» **Task to carry out**: Copy every record below exactly as written, but leave out the pictures.

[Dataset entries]
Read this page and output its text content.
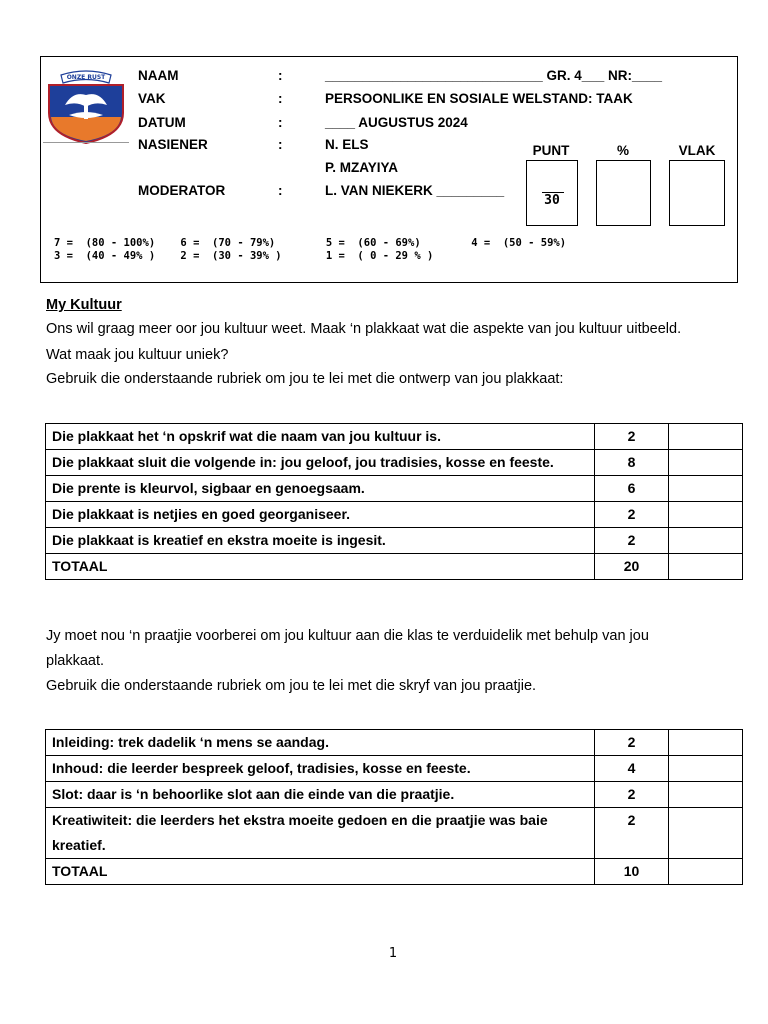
ONZE RUST NAAM	:	_____________________________ GR. 4___ NR:____
VAK	:	PERSOONLIKE EN SOSIALE WELSTAND: TAAK
DATUM	:	____ AUGUSTUS 2024
NASIENER	:	N. ELS
P. MZAYIYA
MODERATOR	:	L. VAN NIEKERK _________
PUNT	%	VLAK
30
7 =  (80 - 100%)    6 =  (70 - 79%)        5 =  (60 - 69%)        4 =  (50 - 59%)
3 =  (40 - 49% )    2 =  (30 - 39% )       1 =  ( 0 - 29 % )
My Kultuur
Ons wil graag meer oor jou kultuur weet. Maak ‘n plakkaat wat die aspekte van jou kultuur uitbeeld.
Wat maak jou kultuur uniek?
Gebruik die onderstaande rubriek om jou te lei met die ontwerp van jou plakkaat:
Die plakkaat het ‘n opskrif wat die naam van jou kultuur is.	2	
Die plakkaat sluit die volgende in: jou geloof, jou tradisies, kosse en feeste.	8	
Die prente is kleurvol, sigbaar en genoegsaam.	6	
Die plakkaat is netjies en goed georganiseer.	2	
Die plakkaat is kreatief en ekstra moeite is ingesit.	2	
TOTAAL	20	
Jy moet nou ‘n praatjie voorberei om jou kultuur aan die klas te verduidelik met behulp van jou
plakkaat.
Gebruik die onderstaande rubriek om jou te lei met die skryf van jou praatjie.
Inleiding: trek dadelik ‘n mens se aandag.	2	
Inhoud: die leerder bespreek geloof, tradisies, kosse en feeste.	4	
Slot: daar is ‘n behoorlike slot aan die einde van die praatjie.	2	
Kreatiwiteit: die leerders het ekstra moeite gedoen en die praatjie was baie kreatief.	2	
TOTAAL	10	
1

» **Full output**:
Read this page and output its text content.
ONZE RUST NAAM	:	_____________________________ GR. 4___ NR:____
VAK	:	PERSOONLIKE EN SOSIALE WELSTAND: TAAK
DATUM	:	____ AUGUSTUS 2024
NASIENER	:	N. ELS
P. MZAYIYA
MODERATOR	:	L. VAN NIEKERK _________
PUNT	%	VLAK
30
7 =  (80 - 100%)    6 =  (70 - 79%)        5 =  (60 - 69%)        4 =  (50 - 59%)
3 =  (40 - 49% )    2 =  (30 - 39% )       1 =  ( 0 - 29 % )
My Kultuur
Ons wil graag meer oor jou kultuur weet. Maak ‘n plakkaat wat die aspekte van jou kultuur uitbeeld.
Wat maak jou kultuur uniek?
Gebruik die onderstaande rubriek om jou te lei met die ontwerp van jou plakkaat:
Die plakkaat het ‘n opskrif wat die naam van jou kultuur is.	2	
Die plakkaat sluit die volgende in: jou geloof, jou tradisies, kosse en feeste.	8	
Die prente is kleurvol, sigbaar en genoegsaam.	6	
Die plakkaat is netjies en goed georganiseer.	2	
Die plakkaat is kreatief en ekstra moeite is ingesit.	2	
TOTAAL	20	
Jy moet nou ‘n praatjie voorberei om jou kultuur aan die klas te verduidelik met behulp van jou
plakkaat.
Gebruik die onderstaande rubriek om jou te lei met die skryf van jou praatjie.
Inleiding: trek dadelik ‘n mens se aandag.	2	
Inhoud: die leerder bespreek geloof, tradisies, kosse en feeste.	4	
Slot: daar is ‘n behoorlike slot aan die einde van die praatjie.	2	
Kreatiwiteit: die leerders het ekstra moeite gedoen en die praatjie was baie kreatief.	2	
TOTAAL	10	
1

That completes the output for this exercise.